:: Request ::
Repeat each record below exactly, dropping the pictures.
== Records shown
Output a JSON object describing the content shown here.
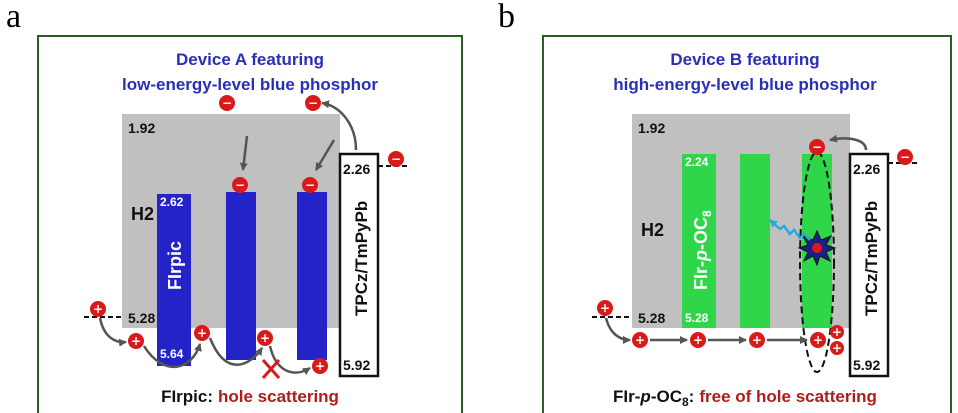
{
  "panel_a": {
    "letter": "a",
    "title_line1": "Device A featuring",
    "title_line2": "low-energy-level blue phosphor",
    "host_top": "1.92",
    "host_bottom": "5.28",
    "host_label": "H2",
    "dopant_top": "2.62",
    "dopant_bottom": "5.64",
    "dopant_label": "FIrpic",
    "etl_top": "2.26",
    "etl_bottom": "5.92",
    "etl_label": "TPCz/TmPyPb",
    "caption_material": "FIrpic:",
    "caption_text": "hole scattering"
  },
  "panel_b": {
    "letter": "b",
    "title_line1": "Device B featuring",
    "title_line2": "high-energy-level blue phosphor",
    "host_top": "1.92",
    "host_bottom": "5.28",
    "host_label": "H2",
    "dopant_top": "2.24",
    "dopant_bottom": "5.28",
    "dopant_label_pre": "FIr-",
    "dopant_label_p": "p",
    "dopant_label_mid": "-OC",
    "dopant_label_sub": "8",
    "etl_top": "2.26",
    "etl_bottom": "5.92",
    "etl_label": "TPCz/TmPyPb",
    "caption_pre": "FIr-",
    "caption_p": "p",
    "caption_mid": "-OC",
    "caption_sub": "8",
    "caption_colon": ":",
    "caption_text": "free of hole scattering"
  },
  "symbols": {
    "electron": "−",
    "hole": "+"
  },
  "colors": {
    "frame": "#2d5a27",
    "host_gray": "#c0c0c0",
    "blue_dopant": "#2323c8",
    "green_dopant": "#2fd64a",
    "charge_red": "#d91a1a",
    "title_blue": "#2a2fb8",
    "caption_red": "#b01c1c",
    "emission_cyan": "#29a8e0"
  }
}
====
:: Task solution ::
Output a JSON object describing the content shown here.
{
  "panel_a": {
    "letter": "a",
    "title_line1": "Device A featuring",
    "title_line2": "low-energy-level blue phosphor",
    "host_top": "1.92",
    "host_bottom": "5.28",
    "host_label": "H2",
    "dopant_top": "2.62",
    "dopant_bottom": "5.64",
    "dopant_label": "FIrpic",
    "etl_top": "2.26",
    "etl_bottom": "5.92",
    "etl_label": "TPCz/TmPyPb",
    "caption_material": "FIrpic:",
    "caption_text": "hole scattering"
  },
  "panel_b": {
    "letter": "b",
    "title_line1": "Device B featuring",
    "title_line2": "high-energy-level blue phosphor",
    "host_top": "1.92",
    "host_bottom": "5.28",
    "host_label": "H2",
    "dopant_top": "2.24",
    "dopant_bottom": "5.28",
    "dopant_label_pre": "FIr-",
    "dopant_label_p": "p",
    "dopant_label_mid": "-OC",
    "dopant_label_sub": "8",
    "etl_top": "2.26",
    "etl_bottom": "5.92",
    "etl_label": "TPCz/TmPyPb",
    "caption_pre": "FIr-",
    "caption_p": "p",
    "caption_mid": "-OC",
    "caption_sub": "8",
    "caption_colon": ":",
    "caption_text": "free of hole scattering"
  },
  "symbols": {
    "electron": "−",
    "hole": "+"
  },
  "colors": {
    "frame": "#2d5a27",
    "host_gray": "#c0c0c0",
    "blue_dopant": "#2323c8",
    "green_dopant": "#2fd64a",
    "charge_red": "#d91a1a",
    "title_blue": "#2a2fb8",
    "caption_red": "#b01c1c",
    "emission_cyan": "#29a8e0"
  }
}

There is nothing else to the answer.